#### Data for this exercise:

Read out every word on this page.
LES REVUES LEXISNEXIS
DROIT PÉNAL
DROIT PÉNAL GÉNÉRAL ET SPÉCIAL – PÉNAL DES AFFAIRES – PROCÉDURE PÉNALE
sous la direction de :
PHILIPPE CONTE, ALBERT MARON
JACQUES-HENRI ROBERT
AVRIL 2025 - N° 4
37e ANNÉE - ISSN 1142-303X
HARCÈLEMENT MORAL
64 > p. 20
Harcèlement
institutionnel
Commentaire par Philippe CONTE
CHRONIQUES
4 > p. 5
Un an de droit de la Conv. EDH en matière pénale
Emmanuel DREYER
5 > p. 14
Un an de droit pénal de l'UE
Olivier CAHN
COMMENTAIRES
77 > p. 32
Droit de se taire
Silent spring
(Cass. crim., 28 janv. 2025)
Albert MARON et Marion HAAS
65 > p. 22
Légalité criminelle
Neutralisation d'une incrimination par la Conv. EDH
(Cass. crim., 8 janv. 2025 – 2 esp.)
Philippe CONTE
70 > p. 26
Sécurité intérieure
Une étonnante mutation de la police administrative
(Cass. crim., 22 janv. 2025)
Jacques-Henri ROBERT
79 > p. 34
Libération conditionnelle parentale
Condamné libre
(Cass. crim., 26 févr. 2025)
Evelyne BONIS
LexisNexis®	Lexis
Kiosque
--
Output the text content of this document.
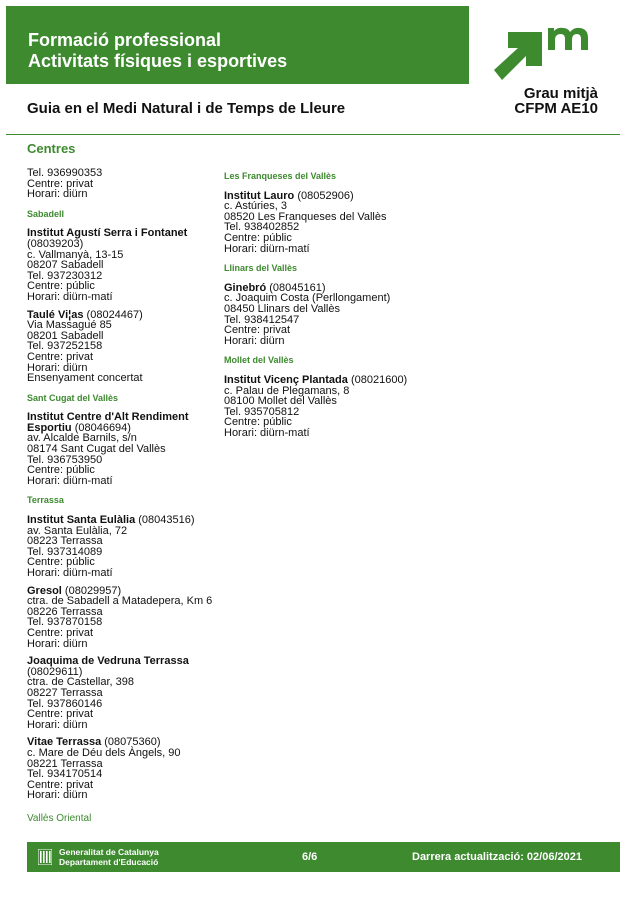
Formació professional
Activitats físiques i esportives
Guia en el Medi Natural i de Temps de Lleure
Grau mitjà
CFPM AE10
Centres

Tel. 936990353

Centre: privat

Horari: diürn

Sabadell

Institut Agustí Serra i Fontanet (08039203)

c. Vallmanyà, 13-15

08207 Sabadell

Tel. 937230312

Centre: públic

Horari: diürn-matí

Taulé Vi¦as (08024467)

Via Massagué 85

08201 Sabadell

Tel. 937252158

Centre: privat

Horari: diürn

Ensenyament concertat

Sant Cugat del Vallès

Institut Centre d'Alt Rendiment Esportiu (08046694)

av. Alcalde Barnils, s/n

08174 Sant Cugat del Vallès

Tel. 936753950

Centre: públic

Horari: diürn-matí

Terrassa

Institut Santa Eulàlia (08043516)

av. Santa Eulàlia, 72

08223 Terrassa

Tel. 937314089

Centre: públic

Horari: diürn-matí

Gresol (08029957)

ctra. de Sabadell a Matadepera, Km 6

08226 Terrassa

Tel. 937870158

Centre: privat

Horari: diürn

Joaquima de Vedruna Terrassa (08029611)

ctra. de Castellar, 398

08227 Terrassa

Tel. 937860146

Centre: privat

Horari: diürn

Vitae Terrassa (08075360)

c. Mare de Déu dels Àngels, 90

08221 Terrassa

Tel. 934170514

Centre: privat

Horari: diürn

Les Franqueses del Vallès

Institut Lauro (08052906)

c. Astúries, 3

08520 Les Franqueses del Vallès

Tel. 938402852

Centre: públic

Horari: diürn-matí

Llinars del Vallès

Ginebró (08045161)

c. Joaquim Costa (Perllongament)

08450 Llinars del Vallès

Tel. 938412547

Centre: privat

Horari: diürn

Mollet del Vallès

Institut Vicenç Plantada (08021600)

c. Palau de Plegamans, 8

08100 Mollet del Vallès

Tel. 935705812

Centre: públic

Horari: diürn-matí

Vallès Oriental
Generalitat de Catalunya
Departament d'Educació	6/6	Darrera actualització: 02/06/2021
--
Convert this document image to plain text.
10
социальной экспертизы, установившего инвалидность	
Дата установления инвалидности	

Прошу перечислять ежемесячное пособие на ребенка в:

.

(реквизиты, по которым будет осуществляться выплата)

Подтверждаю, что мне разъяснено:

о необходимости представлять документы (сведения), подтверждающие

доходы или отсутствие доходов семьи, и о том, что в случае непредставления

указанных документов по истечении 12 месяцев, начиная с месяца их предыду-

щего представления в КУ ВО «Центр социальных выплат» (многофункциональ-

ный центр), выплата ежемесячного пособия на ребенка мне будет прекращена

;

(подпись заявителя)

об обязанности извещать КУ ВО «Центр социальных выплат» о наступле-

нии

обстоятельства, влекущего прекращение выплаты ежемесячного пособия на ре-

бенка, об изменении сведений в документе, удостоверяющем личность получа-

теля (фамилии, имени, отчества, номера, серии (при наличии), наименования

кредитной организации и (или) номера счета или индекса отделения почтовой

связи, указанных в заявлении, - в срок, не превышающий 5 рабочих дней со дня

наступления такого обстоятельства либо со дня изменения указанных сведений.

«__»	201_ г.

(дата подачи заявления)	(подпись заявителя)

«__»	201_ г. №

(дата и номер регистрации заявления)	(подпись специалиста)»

#### Work to do:
From the records above, pick out and copy each line holding the word "ctra".

#### Written answer:
ctra. de Sabadell a Matadepera, Km 6
ctra. de Castellar, 398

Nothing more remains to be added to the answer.